◆ REQUIRED WORK ◆
Quote the records that follow in full and exactly; leave out the pictures.

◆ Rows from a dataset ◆
################

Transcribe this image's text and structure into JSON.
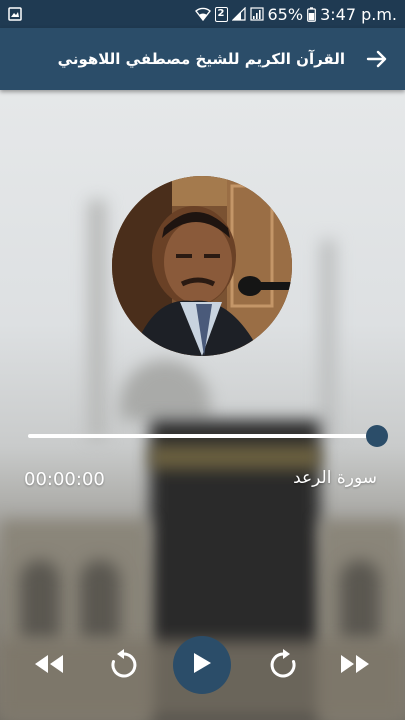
{
  "status_bar": {
    "battery_percent": "65%",
    "time": "3:47 p.m.",
    "sim_label": "2"
  },
  "app_bar": {
    "title": "القرآن الكريم للشيخ مصطفي اللاهوني"
  },
  "player": {
    "elapsed": "00:00:00",
    "track_name": "سورة الرعد",
    "progress_fraction": 1.0
  },
  "colors": {
    "status_bar": "#1f3a52",
    "app_bar": "#2b4d69",
    "accent": "#2b4d69"
  },
  "icons": {
    "back": "arrow-right-icon",
    "rewind": "rewind-icon",
    "replay": "replay-icon",
    "play": "play-icon",
    "forward_step": "forward-icon",
    "fast_forward": "fast-forward-icon"
  }
}
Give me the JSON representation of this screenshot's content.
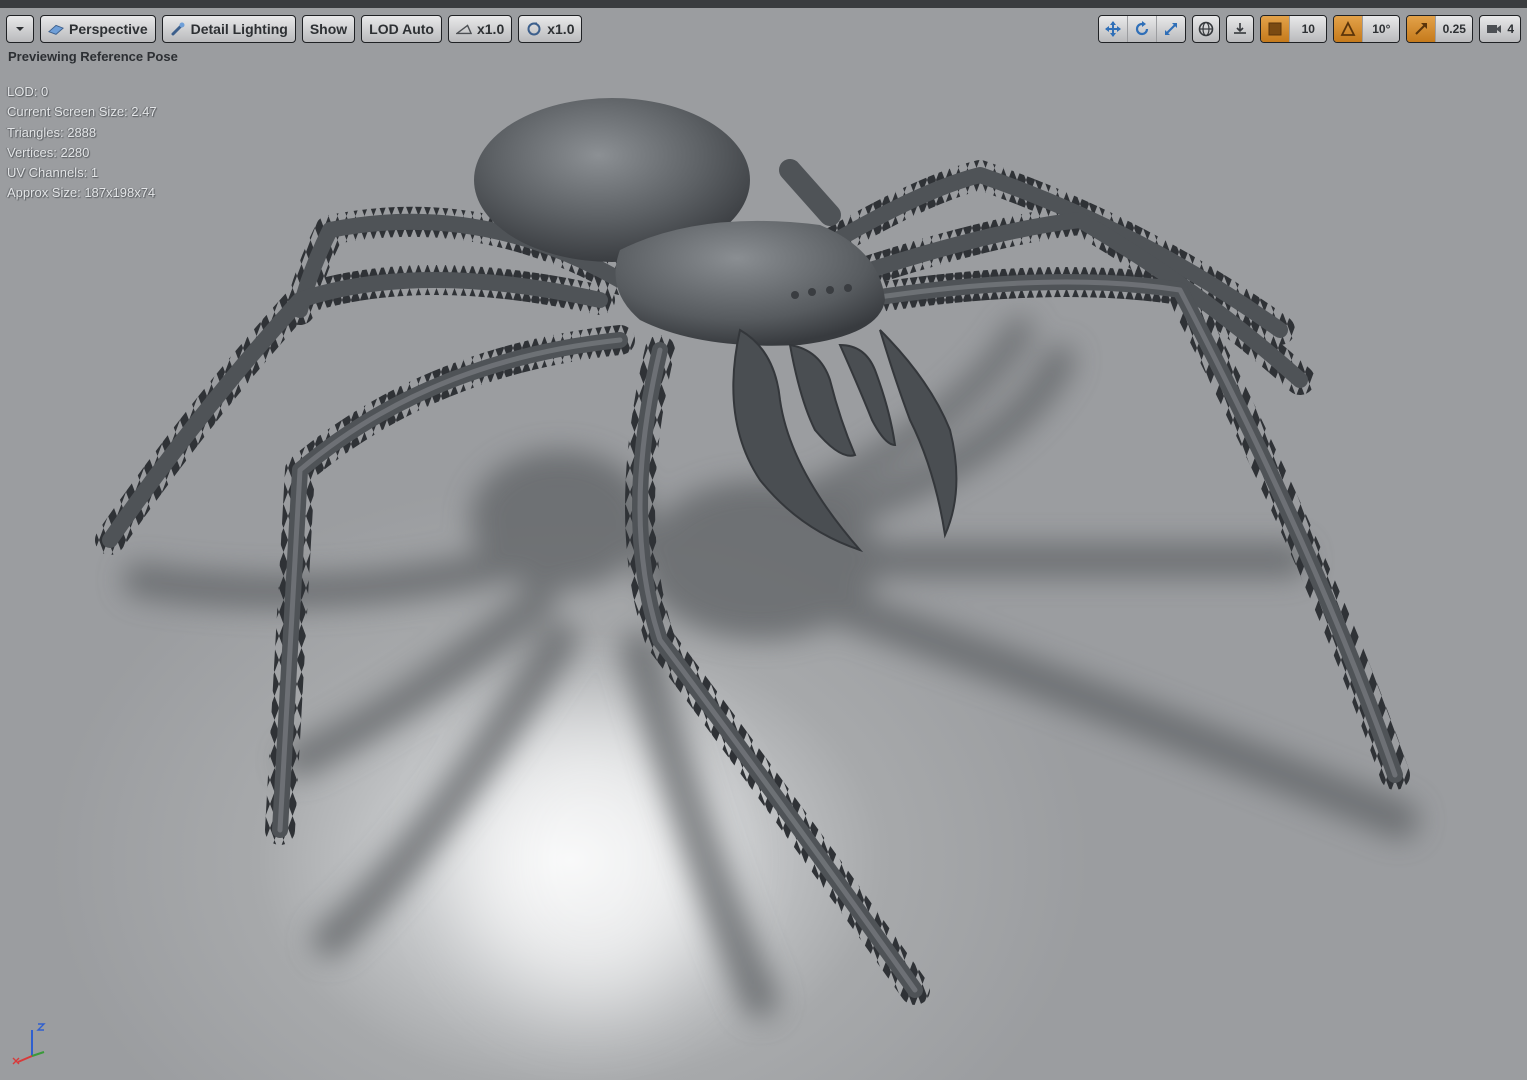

################

◆ TASK RESULT ◆
Transcribe this image's text and structure into JSON.
{
  "status_bar": {
    "battery_percent": "65%",
    "time": "3:47 p.m.",
    "sim_label": "2"
  },
  "app_bar": {
    "title": "القرآن الكريم للشيخ مصطفي اللاهوني"
  },
  "player": {
    "elapsed": "00:00:00",
    "track_name": "سورة الرعد",
    "progress_fraction": 1.0
  },
  "colors": {
    "status_bar": "#1f3a52",
    "app_bar": "#2b4d69",
    "accent": "#2b4d69"
  },
  "icons": {
    "back": "arrow-right-icon",
    "rewind": "rewind-icon",
    "replay": "replay-icon",
    "play": "play-icon",
    "forward_step": "forward-icon",
    "fast_forward": "fast-forward-icon"
  }
}
Give me the JSON representation of this screenshot's content.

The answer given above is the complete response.